### Directions for this task:
Give back every line of the entries below verbatim, changing nothing.

### Data records:
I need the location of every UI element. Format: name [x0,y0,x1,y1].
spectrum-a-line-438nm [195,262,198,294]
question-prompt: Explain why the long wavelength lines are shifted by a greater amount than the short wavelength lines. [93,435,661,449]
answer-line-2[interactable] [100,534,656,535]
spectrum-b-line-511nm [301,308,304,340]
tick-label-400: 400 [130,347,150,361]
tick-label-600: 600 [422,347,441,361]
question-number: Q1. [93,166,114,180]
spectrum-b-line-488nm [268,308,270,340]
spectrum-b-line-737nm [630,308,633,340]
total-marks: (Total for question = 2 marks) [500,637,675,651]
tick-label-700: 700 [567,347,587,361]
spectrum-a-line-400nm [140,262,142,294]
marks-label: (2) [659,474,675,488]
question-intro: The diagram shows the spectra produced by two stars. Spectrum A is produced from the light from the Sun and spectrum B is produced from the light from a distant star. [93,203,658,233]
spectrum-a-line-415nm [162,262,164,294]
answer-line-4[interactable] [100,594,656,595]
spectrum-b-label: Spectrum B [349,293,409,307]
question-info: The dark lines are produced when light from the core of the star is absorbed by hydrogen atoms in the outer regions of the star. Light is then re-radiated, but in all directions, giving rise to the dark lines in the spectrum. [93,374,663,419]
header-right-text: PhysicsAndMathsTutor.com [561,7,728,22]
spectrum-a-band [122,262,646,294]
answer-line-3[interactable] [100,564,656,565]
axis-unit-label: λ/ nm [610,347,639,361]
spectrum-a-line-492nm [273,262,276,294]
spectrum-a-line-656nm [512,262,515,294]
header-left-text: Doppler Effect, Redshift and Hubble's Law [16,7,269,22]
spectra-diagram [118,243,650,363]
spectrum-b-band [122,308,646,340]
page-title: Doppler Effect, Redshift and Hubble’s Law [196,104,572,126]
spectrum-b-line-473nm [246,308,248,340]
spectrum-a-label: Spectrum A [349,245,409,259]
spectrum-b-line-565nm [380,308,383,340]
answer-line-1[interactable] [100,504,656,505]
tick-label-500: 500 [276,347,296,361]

### Solution for this problem:
I need the location of every UI element. Format: name [x0,y0,x1,y1].
spectrum-a-line-438nm [195,262,198,294]
question-prompt: Explain why the long wavelength lines are shifted by a greater amount than the short wavelength lines. [93,435,661,449]
answer-line-2[interactable] [100,534,656,535]
spectrum-b-line-511nm [301,308,304,340]
tick-label-400: 400 [130,347,150,361]
tick-label-600: 600 [422,347,441,361]
question-number: Q1. [93,166,114,180]
spectrum-b-line-488nm [268,308,270,340]
spectrum-b-line-737nm [630,308,633,340]
total-marks: (Total for question = 2 marks) [500,637,675,651]
tick-label-700: 700 [567,347,587,361]
spectrum-a-line-400nm [140,262,142,294]
marks-label: (2) [659,474,675,488]
question-intro: The diagram shows the spectra produced by two stars. Spectrum A is produced from the light from the Sun and spectrum B is produced from the light from a distant star. [93,203,658,233]
spectrum-a-line-415nm [162,262,164,294]
answer-line-4[interactable] [100,594,656,595]
spectrum-b-label: Spectrum B [349,293,409,307]
question-info: The dark lines are produced when light from the core of the star is absorbed by hydrogen atoms in the outer regions of the star. Light is then re-radiated, but in all directions, giving rise to the dark lines in the spectrum. [93,374,663,419]
header-right-text: PhysicsAndMathsTutor.com [561,7,728,22]
spectrum-a-band [122,262,646,294]
answer-line-3[interactable] [100,564,656,565]
axis-unit-label: λ/ nm [610,347,639,361]
spectrum-a-line-492nm [273,262,276,294]
spectrum-a-line-656nm [512,262,515,294]
header-left-text: Doppler Effect, Redshift and Hubble's Law [16,7,269,22]
spectra-diagram [118,243,650,363]
spectrum-b-band [122,308,646,340]
page-title: Doppler Effect, Redshift and Hubble’s Law [196,104,572,126]
spectrum-b-line-473nm [246,308,248,340]
spectrum-a-label: Spectrum A [349,245,409,259]
spectrum-b-line-565nm [380,308,383,340]
answer-line-1[interactable] [100,504,656,505]
tick-label-500: 500 [276,347,296,361]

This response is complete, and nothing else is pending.